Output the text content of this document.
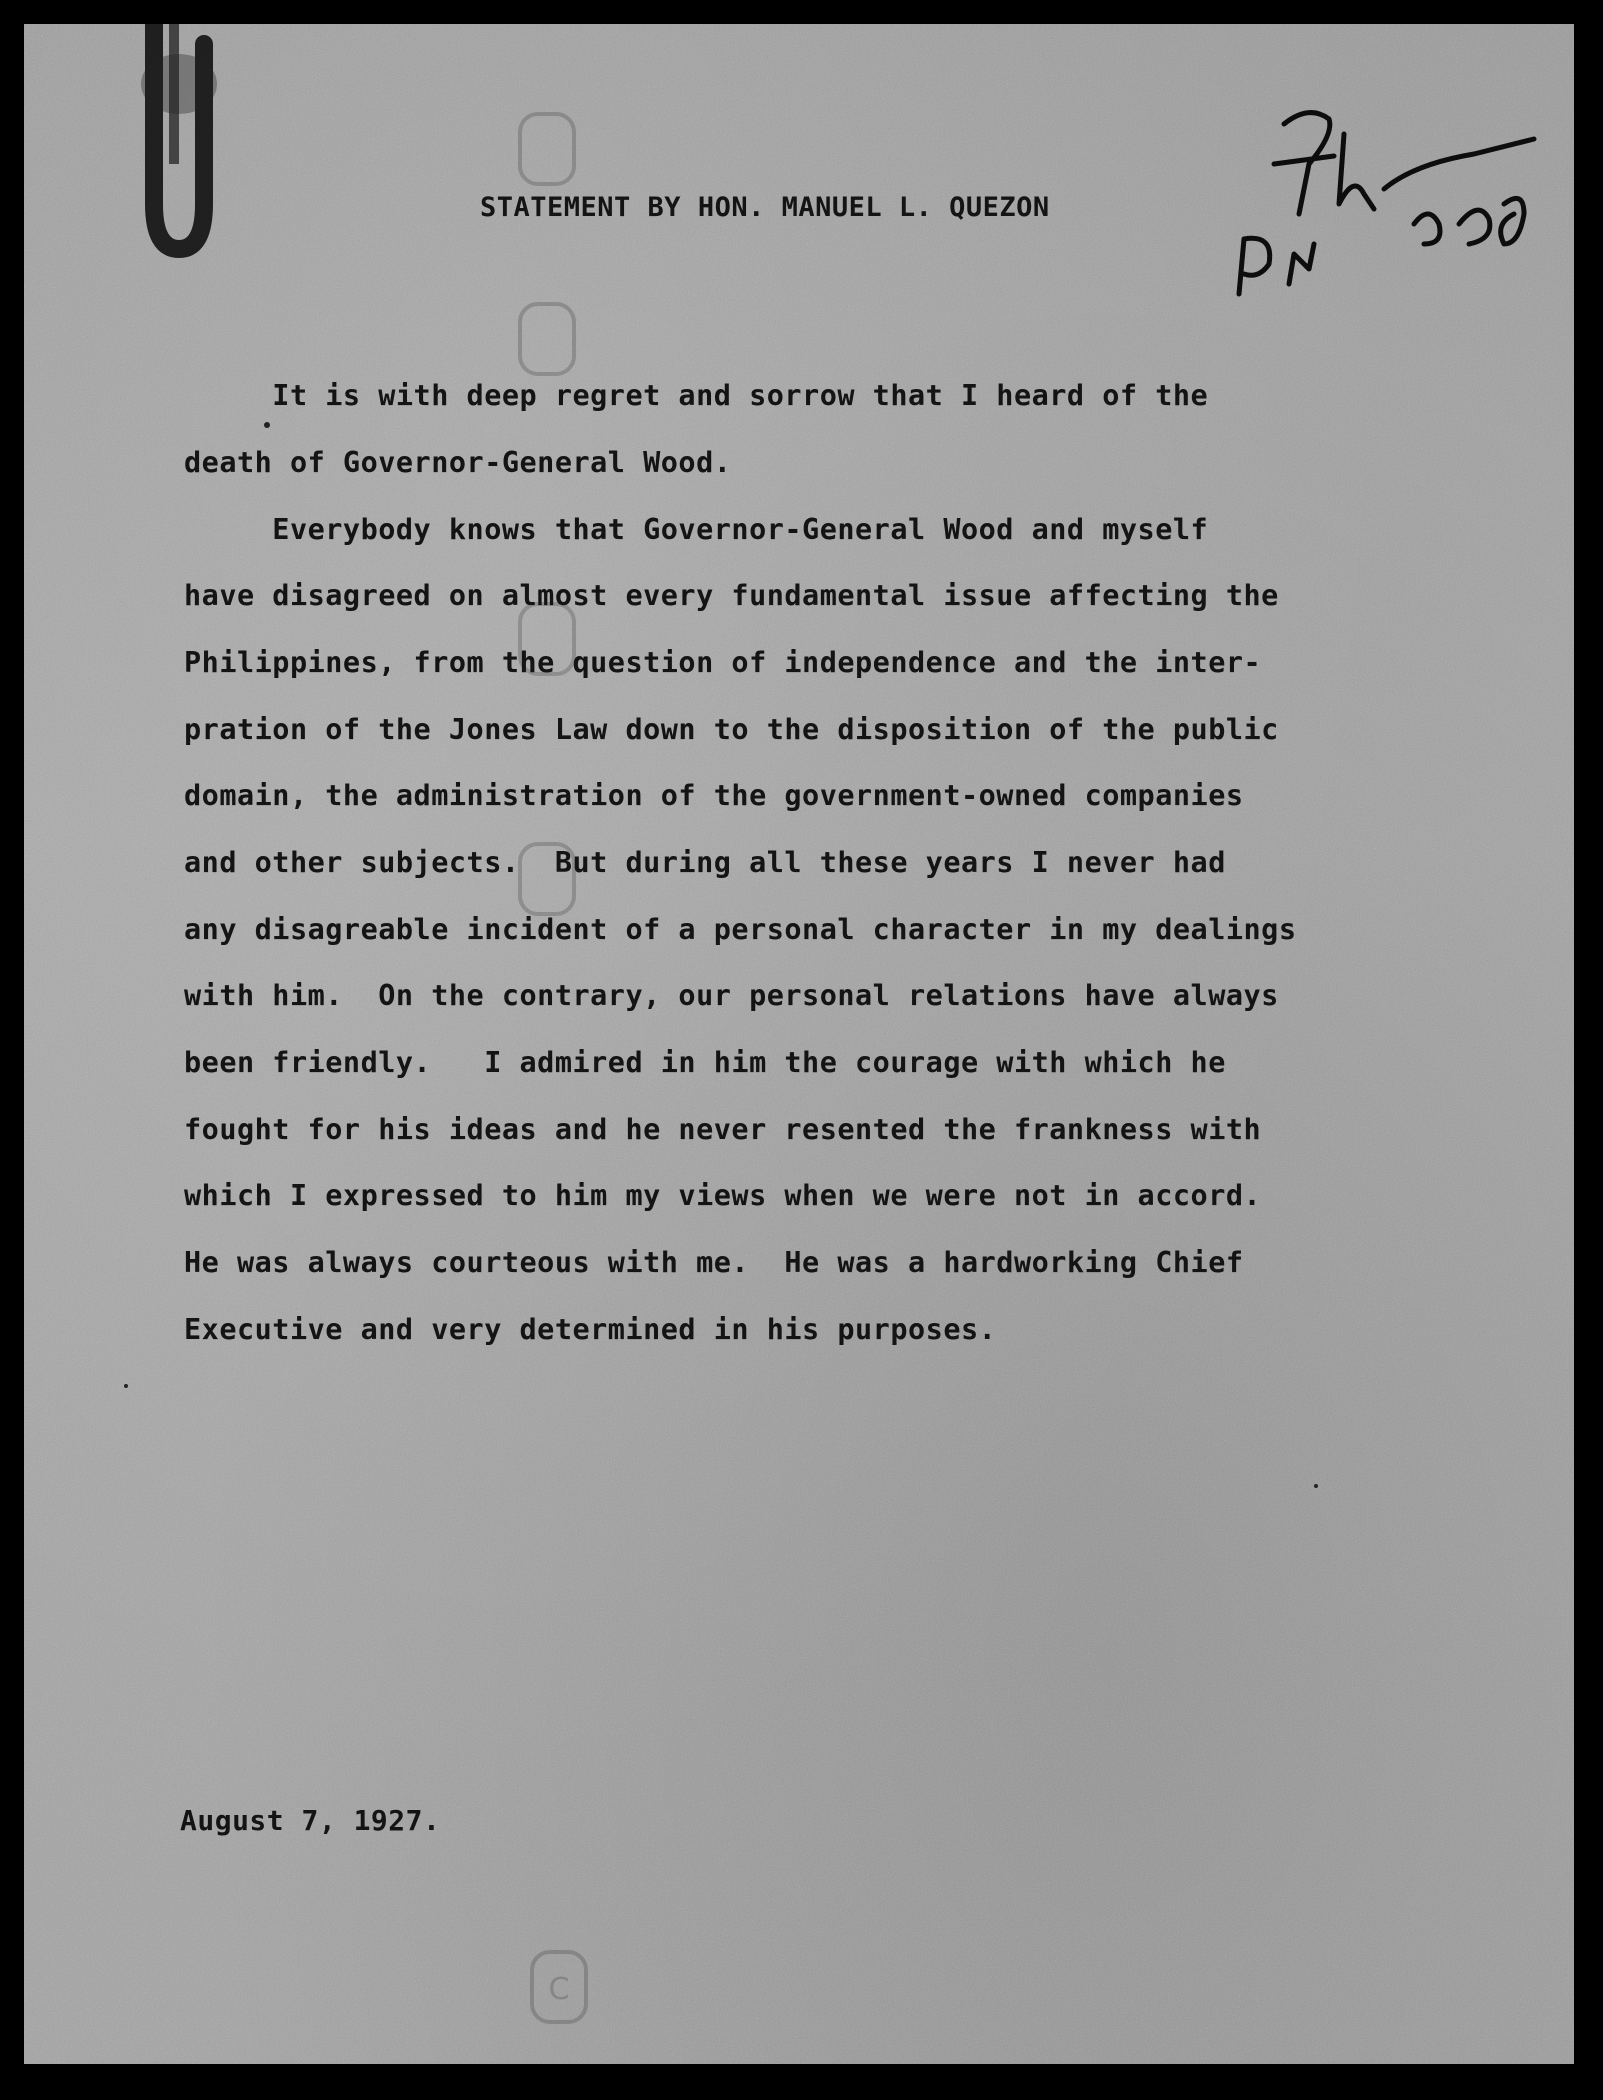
C
STATEMENT BY HON. MANUEL L. QUEZON
It is with deep regret and sorrow that I heard of the
death of Governor-General Wood.
Everybody knows that Governor-General Wood and myself
have disagreed on almost every fundamental issue affecting the
Philippines, from the question of independence and the inter-
pration of the Jones Law down to the disposition of the public
domain, the administration of the government-owned companies
and other subjects.  But during all these years I never had
any disagreable incident of a personal character in my dealings
with him.  On the contrary, our personal relations have always
been friendly.   I admired in him the courage with which he
fought for his ideas and he never resented the frankness with
which I expressed to him my views when we were not in accord.
He was always courteous with me.  He was a hardworking Chief
Executive and very determined in his purposes.
August 7, 1927.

──────────

◆ What is expected ◆
Filter the records above for lines containing the word "that", and copy those lines.

◆ Complete answer ◆
It is with deep regret and sorrow that I heard of the
Everybody knows that Governor-General Wood and myself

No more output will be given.